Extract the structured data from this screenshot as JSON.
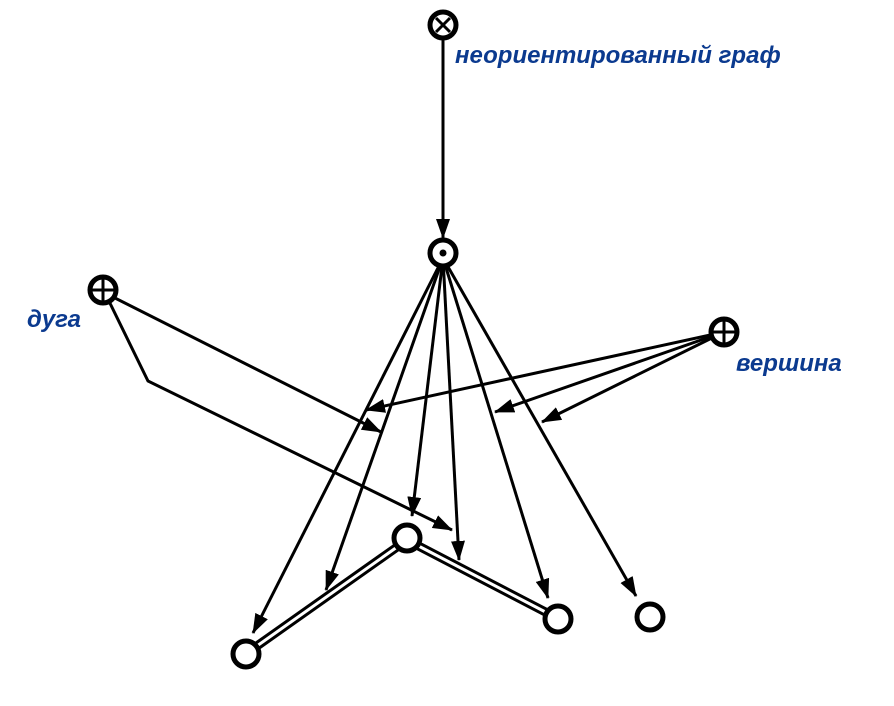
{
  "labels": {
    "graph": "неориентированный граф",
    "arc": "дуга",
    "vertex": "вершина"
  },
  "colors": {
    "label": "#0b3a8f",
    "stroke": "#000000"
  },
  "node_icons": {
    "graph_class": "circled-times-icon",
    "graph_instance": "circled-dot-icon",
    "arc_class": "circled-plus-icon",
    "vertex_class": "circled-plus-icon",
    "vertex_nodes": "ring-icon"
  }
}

········

PROBLEM DETAILS: Copy every line from the records above that contains the word "circled".

RESPONSE TO THIS TASK:
    "graph_class": "circled-times-icon",
    "graph_instance": "circled-dot-icon",
    "arc_class": "circled-plus-icon",
    "vertex_class": "circled-plus-icon",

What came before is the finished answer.